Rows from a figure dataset
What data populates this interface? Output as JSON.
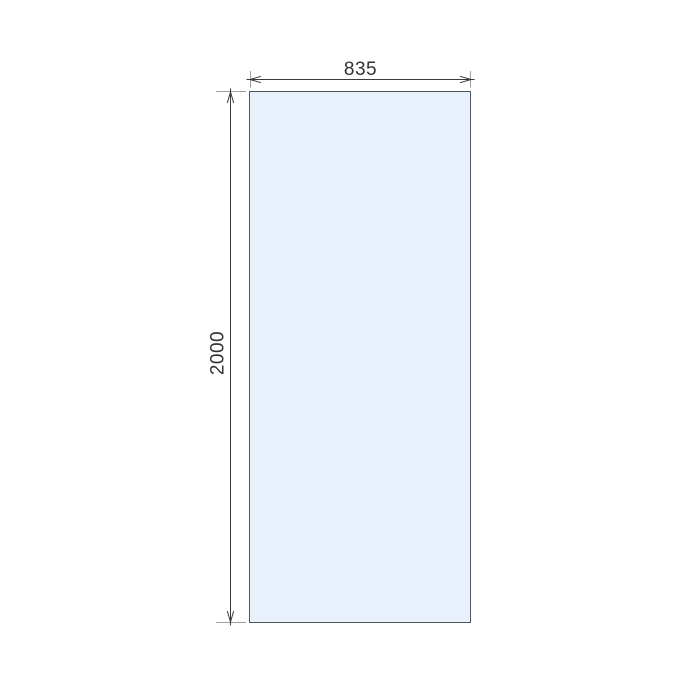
{
  "drawing": {
    "panel": {
      "width_label": "835",
      "height_label": "2000"
    },
    "colors": {
      "background": "#ffffff",
      "glass_fill": "#e8f1fb",
      "glass_border": "#4e5760",
      "dimension_line": "#3a3a3a",
      "extension_line": "#9e9e9e",
      "label_text": "#333333"
    }
  }
}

Given problem:
Reproduce the whole listing above word for word, but not its pictures.

Problem solution:
What data populates this interface? Output as JSON.
{
  "drawing": {
    "panel": {
      "width_label": "835",
      "height_label": "2000"
    },
    "colors": {
      "background": "#ffffff",
      "glass_fill": "#e8f1fb",
      "glass_border": "#4e5760",
      "dimension_line": "#3a3a3a",
      "extension_line": "#9e9e9e",
      "label_text": "#333333"
    }
  }
}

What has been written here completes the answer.